**Brief**: Tally the lines that contain the string "title" and give the number by itself.

··· Records for processing

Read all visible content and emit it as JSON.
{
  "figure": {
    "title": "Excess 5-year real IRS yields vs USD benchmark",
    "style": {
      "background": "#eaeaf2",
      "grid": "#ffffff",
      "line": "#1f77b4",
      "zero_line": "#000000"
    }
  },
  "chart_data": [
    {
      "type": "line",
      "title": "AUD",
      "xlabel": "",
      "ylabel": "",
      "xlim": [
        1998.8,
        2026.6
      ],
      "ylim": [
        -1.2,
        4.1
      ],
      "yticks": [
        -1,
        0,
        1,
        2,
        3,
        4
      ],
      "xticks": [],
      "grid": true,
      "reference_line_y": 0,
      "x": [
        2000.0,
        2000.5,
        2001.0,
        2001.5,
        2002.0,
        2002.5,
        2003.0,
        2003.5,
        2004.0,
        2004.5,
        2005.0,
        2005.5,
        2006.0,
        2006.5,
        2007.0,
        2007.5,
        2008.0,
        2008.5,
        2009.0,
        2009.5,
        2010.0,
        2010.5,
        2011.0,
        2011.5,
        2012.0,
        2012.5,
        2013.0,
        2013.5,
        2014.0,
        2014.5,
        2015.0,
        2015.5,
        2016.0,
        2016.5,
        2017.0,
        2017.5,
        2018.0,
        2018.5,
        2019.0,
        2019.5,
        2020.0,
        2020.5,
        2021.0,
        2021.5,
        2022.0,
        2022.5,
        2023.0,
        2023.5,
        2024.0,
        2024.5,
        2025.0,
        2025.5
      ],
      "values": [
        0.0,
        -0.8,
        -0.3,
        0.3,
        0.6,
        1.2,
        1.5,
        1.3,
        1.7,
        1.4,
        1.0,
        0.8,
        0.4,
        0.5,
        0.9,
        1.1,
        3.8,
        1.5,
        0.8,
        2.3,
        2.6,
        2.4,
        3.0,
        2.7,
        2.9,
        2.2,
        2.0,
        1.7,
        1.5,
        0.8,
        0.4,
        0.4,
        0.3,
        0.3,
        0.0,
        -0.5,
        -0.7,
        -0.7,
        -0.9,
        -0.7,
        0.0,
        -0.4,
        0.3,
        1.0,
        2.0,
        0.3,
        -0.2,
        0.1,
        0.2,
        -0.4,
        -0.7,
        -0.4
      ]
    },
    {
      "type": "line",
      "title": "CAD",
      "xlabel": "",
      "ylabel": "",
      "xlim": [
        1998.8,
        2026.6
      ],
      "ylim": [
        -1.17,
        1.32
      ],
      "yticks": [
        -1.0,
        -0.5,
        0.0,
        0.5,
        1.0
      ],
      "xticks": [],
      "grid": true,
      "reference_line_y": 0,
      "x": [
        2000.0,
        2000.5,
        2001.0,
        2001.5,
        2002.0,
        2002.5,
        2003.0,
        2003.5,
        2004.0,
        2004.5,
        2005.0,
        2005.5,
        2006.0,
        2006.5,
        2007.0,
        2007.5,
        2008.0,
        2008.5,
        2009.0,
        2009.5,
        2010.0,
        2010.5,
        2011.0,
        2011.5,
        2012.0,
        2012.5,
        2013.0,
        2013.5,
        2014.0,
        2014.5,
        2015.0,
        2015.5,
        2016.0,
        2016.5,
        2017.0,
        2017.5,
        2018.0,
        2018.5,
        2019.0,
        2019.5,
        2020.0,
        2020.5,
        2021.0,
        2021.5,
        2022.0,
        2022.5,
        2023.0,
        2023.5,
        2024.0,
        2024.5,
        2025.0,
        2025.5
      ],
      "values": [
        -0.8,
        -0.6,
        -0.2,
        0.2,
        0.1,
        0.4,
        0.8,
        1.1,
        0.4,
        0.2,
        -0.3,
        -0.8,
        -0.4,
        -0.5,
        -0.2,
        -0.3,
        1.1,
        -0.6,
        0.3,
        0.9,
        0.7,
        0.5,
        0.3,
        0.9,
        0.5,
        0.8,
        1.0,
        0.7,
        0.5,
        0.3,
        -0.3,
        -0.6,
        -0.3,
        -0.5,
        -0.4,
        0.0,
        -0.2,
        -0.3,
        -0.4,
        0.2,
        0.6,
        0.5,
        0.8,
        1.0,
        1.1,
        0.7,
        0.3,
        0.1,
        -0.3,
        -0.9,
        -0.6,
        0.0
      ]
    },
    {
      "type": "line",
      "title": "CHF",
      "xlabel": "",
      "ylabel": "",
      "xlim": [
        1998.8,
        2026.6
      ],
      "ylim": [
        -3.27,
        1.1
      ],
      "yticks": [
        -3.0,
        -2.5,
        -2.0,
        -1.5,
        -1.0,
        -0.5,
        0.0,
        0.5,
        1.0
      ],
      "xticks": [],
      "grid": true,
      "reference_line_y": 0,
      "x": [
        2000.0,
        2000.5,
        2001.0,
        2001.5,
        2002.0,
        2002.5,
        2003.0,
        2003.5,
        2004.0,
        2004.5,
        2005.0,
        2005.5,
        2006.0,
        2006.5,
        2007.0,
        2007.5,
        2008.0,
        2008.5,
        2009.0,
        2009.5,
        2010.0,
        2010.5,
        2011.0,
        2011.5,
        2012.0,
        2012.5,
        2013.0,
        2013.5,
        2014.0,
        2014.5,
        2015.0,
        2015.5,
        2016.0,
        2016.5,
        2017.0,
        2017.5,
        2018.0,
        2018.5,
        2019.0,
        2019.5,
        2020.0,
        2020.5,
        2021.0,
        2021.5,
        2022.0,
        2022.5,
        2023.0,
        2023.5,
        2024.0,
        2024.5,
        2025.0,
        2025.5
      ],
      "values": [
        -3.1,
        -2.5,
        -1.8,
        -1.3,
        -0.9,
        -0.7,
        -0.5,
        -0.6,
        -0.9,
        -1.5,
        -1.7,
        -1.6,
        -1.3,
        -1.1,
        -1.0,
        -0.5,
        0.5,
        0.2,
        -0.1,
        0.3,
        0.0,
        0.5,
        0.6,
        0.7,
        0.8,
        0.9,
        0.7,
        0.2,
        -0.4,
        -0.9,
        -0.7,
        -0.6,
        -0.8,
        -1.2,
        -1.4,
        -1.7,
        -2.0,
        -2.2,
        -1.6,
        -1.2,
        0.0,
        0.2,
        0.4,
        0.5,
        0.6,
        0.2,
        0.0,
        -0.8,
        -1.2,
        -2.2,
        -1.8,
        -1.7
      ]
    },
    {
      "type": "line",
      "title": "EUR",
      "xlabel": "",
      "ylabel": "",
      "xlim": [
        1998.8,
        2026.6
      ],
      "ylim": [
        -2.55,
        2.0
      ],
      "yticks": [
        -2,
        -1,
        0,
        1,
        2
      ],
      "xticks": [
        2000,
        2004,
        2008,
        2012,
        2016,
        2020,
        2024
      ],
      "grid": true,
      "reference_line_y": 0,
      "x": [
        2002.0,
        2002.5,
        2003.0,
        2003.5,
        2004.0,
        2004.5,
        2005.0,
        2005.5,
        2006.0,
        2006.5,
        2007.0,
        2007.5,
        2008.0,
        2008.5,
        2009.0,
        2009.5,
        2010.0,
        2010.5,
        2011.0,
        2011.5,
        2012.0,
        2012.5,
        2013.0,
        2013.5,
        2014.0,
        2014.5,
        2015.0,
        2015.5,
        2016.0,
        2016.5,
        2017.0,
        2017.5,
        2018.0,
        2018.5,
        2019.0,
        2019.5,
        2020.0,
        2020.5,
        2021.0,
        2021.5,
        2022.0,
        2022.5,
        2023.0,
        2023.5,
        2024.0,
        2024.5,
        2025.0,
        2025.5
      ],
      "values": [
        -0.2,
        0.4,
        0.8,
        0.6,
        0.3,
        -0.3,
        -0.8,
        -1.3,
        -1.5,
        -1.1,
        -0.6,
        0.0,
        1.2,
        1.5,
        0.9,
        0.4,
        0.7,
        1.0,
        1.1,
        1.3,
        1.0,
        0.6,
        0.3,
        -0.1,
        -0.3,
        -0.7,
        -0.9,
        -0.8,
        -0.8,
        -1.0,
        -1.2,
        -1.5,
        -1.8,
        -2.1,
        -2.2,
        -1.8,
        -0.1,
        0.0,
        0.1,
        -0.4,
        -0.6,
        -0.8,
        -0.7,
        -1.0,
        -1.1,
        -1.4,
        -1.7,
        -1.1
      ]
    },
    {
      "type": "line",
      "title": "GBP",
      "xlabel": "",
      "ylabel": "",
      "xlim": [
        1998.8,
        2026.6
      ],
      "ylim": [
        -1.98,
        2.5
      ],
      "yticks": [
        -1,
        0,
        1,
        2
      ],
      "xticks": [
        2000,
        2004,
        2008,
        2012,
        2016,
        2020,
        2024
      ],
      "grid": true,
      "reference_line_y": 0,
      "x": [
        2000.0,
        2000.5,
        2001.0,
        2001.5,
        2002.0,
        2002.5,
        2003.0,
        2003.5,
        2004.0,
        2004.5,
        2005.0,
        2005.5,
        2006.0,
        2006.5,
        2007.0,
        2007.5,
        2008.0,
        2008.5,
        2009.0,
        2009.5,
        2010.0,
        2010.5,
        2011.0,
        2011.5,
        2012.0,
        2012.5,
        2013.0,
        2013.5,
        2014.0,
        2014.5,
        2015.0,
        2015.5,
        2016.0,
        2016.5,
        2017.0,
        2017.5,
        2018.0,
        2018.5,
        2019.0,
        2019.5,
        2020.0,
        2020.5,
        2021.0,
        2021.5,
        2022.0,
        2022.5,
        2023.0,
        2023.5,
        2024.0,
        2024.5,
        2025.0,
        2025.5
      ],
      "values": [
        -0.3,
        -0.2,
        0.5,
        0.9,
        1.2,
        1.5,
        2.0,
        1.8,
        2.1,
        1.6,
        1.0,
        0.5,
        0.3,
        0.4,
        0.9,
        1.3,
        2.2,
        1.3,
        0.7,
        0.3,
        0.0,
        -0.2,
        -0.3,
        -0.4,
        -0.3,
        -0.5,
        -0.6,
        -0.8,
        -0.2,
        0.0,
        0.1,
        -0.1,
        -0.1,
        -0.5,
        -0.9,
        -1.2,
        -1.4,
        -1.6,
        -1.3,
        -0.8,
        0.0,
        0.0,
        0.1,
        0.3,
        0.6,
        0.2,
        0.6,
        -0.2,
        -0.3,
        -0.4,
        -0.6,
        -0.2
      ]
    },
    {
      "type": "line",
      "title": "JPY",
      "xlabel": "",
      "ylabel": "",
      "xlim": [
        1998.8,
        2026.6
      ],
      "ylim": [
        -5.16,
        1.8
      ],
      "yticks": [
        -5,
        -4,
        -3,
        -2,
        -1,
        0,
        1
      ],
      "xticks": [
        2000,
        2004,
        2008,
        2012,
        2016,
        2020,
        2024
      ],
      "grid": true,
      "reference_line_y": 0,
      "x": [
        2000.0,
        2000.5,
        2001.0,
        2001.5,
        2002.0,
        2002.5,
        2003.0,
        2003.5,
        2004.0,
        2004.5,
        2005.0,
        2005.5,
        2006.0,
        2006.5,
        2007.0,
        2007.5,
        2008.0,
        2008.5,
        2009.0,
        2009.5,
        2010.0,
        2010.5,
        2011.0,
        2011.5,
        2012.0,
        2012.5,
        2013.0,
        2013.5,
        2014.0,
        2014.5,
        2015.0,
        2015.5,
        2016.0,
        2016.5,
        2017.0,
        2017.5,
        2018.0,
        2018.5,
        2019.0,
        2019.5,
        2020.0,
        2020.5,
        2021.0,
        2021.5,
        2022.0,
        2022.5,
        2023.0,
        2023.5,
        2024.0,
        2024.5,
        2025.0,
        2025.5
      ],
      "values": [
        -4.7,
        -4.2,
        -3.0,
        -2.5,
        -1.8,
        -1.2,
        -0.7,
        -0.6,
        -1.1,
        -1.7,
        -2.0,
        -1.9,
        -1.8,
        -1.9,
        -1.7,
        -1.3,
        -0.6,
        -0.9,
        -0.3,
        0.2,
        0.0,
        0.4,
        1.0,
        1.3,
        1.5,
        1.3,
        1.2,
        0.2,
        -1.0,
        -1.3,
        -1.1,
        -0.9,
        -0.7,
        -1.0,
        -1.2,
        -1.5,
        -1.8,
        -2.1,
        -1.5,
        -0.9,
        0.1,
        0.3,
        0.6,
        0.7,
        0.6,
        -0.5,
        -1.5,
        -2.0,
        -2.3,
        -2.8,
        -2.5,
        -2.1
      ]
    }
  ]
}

······

**Response to the task**: 7